(Lines of data)
____________
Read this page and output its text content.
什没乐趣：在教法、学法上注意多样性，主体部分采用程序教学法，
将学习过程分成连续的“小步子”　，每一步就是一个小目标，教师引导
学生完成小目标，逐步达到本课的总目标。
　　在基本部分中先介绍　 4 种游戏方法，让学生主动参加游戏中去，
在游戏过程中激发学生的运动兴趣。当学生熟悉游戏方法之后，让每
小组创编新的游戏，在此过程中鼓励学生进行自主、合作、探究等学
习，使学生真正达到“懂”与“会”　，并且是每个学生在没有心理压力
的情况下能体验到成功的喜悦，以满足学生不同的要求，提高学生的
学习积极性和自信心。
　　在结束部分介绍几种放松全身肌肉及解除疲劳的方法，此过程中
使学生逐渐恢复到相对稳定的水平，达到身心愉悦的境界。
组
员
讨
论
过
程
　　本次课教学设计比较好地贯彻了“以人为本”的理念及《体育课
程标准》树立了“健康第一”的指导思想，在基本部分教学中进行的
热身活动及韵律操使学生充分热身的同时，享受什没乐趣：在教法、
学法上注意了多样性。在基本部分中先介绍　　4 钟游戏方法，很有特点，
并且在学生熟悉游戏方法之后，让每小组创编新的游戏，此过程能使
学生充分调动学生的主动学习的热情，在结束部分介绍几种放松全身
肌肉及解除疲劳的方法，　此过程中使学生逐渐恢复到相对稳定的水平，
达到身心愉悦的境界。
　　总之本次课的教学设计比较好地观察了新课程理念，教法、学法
____________
Written exercise:
Copy every record above exactly as it appears.

Response to this exercise:
Read this page and output its text content.
什没乐趣：在教法、学法上注意多样性，主体部分采用程序教学法，
将学习过程分成连续的“小步子”　，每一步就是一个小目标，教师引导
学生完成小目标，逐步达到本课的总目标。
　　在基本部分中先介绍　 4 种游戏方法，让学生主动参加游戏中去，
在游戏过程中激发学生的运动兴趣。当学生熟悉游戏方法之后，让每
小组创编新的游戏，在此过程中鼓励学生进行自主、合作、探究等学
习，使学生真正达到“懂”与“会”　，并且是每个学生在没有心理压力
的情况下能体验到成功的喜悦，以满足学生不同的要求，提高学生的
学习积极性和自信心。
　　在结束部分介绍几种放松全身肌肉及解除疲劳的方法，此过程中
使学生逐渐恢复到相对稳定的水平，达到身心愉悦的境界。
组
员
讨
论
过
程
　　本次课教学设计比较好地贯彻了“以人为本”的理念及《体育课
程标准》树立了“健康第一”的指导思想，在基本部分教学中进行的
热身活动及韵律操使学生充分热身的同时，享受什没乐趣：在教法、
学法上注意了多样性。在基本部分中先介绍　　4 钟游戏方法，很有特点，
并且在学生熟悉游戏方法之后，让每小组创编新的游戏，此过程能使
学生充分调动学生的主动学习的热情，在结束部分介绍几种放松全身
肌肉及解除疲劳的方法，　此过程中使学生逐渐恢复到相对稳定的水平，
达到身心愉悦的境界。
　　总之本次课的教学设计比较好地观察了新课程理念，教法、学法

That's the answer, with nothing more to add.